Exercise prompt –
Only the number is wanted: how many lines contain the string "https"?

=== Stored rows ===

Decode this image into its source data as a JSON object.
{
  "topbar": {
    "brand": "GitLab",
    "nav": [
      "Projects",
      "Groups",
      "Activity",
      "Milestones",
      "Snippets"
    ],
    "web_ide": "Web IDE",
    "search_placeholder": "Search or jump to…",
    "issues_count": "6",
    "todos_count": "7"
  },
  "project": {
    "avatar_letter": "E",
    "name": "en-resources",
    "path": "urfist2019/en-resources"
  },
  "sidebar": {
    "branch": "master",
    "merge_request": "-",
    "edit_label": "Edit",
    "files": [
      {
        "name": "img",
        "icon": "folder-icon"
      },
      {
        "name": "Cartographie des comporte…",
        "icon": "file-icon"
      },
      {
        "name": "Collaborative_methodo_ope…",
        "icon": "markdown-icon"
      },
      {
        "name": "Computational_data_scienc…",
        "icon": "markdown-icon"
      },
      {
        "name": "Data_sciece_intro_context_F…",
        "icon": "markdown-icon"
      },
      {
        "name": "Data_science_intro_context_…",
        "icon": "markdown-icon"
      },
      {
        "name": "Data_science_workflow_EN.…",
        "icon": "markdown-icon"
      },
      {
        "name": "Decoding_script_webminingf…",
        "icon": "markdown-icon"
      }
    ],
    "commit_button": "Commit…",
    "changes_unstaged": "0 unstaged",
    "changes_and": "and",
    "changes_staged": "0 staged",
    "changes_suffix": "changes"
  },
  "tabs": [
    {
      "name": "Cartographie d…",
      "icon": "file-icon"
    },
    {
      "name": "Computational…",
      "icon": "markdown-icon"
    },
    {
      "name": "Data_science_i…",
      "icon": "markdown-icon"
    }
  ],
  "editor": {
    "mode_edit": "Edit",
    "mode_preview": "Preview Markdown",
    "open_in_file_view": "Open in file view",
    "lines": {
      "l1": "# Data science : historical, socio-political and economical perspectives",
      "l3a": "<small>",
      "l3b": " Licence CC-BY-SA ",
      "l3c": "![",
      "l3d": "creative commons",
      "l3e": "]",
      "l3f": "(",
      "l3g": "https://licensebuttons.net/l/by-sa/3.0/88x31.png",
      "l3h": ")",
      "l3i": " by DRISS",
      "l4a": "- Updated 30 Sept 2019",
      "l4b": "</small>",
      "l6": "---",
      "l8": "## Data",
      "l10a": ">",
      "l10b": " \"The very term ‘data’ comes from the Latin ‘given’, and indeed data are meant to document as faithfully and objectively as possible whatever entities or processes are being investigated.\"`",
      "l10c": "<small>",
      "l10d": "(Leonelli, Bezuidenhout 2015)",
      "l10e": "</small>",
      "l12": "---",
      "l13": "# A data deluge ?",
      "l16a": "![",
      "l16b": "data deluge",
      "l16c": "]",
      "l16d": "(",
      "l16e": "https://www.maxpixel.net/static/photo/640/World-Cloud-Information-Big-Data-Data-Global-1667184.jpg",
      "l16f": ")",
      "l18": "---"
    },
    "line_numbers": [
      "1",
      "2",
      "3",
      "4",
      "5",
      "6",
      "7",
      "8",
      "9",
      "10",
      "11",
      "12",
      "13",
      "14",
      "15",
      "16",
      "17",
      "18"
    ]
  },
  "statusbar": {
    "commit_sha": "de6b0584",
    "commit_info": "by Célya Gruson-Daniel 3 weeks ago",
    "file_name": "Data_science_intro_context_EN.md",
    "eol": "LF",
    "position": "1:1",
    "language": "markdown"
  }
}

===

Completed task –
2